Transcribe the material verbatim in full; the pictures do not belong in the copy.

--- start of DATA TO USE ---

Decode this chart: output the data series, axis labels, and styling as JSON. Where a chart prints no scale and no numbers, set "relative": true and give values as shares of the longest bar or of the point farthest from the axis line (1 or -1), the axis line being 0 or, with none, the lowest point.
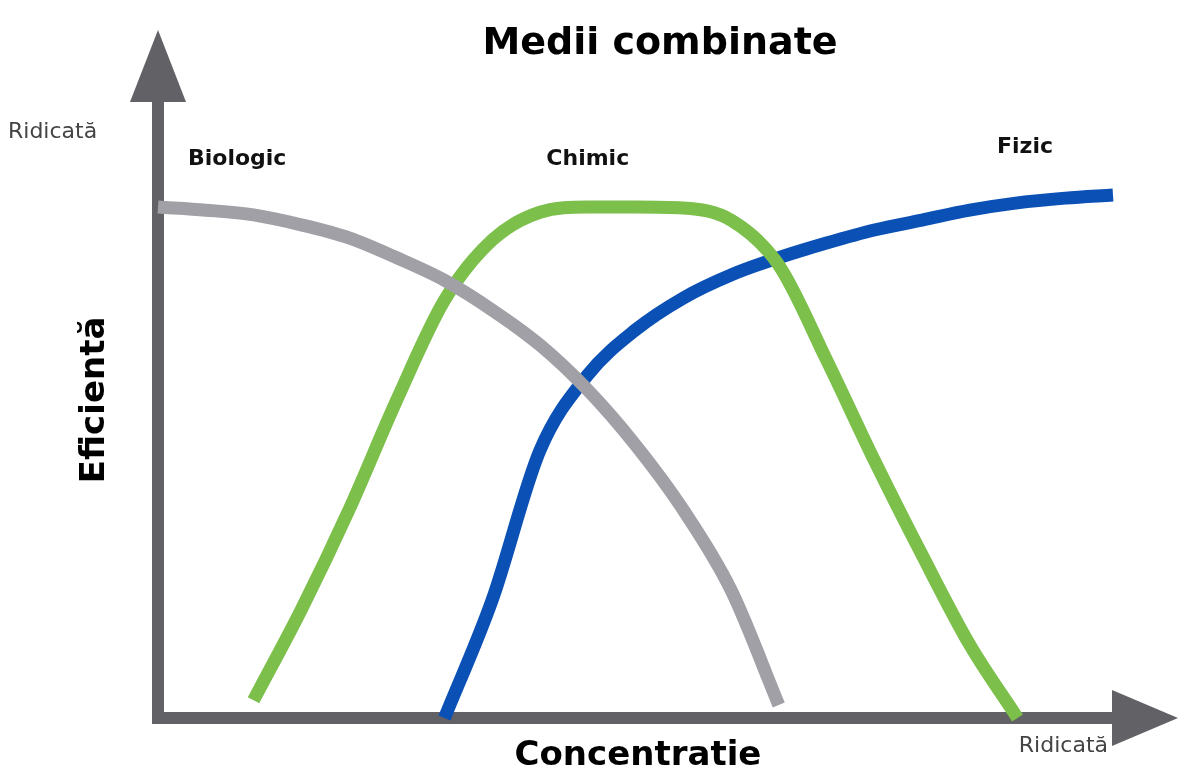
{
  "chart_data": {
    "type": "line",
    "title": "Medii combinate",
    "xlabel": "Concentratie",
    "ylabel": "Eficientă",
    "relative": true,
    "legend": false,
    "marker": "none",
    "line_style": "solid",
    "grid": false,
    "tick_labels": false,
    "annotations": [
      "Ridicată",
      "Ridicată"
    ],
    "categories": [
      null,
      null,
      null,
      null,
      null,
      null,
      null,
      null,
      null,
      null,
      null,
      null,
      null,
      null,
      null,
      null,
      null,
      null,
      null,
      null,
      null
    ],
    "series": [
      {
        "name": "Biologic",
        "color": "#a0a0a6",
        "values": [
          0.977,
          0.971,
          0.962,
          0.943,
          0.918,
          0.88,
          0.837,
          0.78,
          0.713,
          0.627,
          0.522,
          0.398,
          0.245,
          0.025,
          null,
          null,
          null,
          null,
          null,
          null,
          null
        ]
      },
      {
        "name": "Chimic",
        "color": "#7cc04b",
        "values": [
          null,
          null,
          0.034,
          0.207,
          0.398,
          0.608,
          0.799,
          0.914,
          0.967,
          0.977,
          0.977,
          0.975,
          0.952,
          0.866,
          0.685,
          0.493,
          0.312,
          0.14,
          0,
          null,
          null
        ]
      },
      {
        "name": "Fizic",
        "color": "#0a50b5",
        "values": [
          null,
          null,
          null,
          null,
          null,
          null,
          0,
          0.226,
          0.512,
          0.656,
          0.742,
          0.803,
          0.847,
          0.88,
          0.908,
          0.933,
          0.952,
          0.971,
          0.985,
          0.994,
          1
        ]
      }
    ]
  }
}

--- end of DATA TO USE ---

### THE SOLUTION
Decode this chart: output the data series, axis labels, and styling as JSON. Where a chart prints no scale and no numbers, set "relative": true and give values as shares of the longest bar or of the point farthest from the axis line (1 or -1), the axis line being 0 or, with none, the lowest point.
{
  "chart_data": {
    "type": "line",
    "title": "Medii combinate",
    "xlabel": "Concentratie",
    "ylabel": "Eficientă",
    "relative": true,
    "legend": false,
    "marker": "none",
    "line_style": "solid",
    "grid": false,
    "tick_labels": false,
    "annotations": [
      "Ridicată",
      "Ridicată"
    ],
    "categories": [
      null,
      null,
      null,
      null,
      null,
      null,
      null,
      null,
      null,
      null,
      null,
      null,
      null,
      null,
      null,
      null,
      null,
      null,
      null,
      null,
      null
    ],
    "series": [
      {
        "name": "Biologic",
        "color": "#a0a0a6",
        "values": [
          0.977,
          0.971,
          0.962,
          0.943,
          0.918,
          0.88,
          0.837,
          0.78,
          0.713,
          0.627,
          0.522,
          0.398,
          0.245,
          0.025,
          null,
          null,
          null,
          null,
          null,
          null,
          null
        ]
      },
      {
        "name": "Chimic",
        "color": "#7cc04b",
        "values": [
          null,
          null,
          0.034,
          0.207,
          0.398,
          0.608,
          0.799,
          0.914,
          0.967,
          0.977,
          0.977,
          0.975,
          0.952,
          0.866,
          0.685,
          0.493,
          0.312,
          0.14,
          0,
          null,
          null
        ]
      },
      {
        "name": "Fizic",
        "color": "#0a50b5",
        "values": [
          null,
          null,
          null,
          null,
          null,
          null,
          0,
          0.226,
          0.512,
          0.656,
          0.742,
          0.803,
          0.847,
          0.88,
          0.908,
          0.933,
          0.952,
          0.971,
          0.985,
          0.994,
          1
        ]
      }
    ]
  }
}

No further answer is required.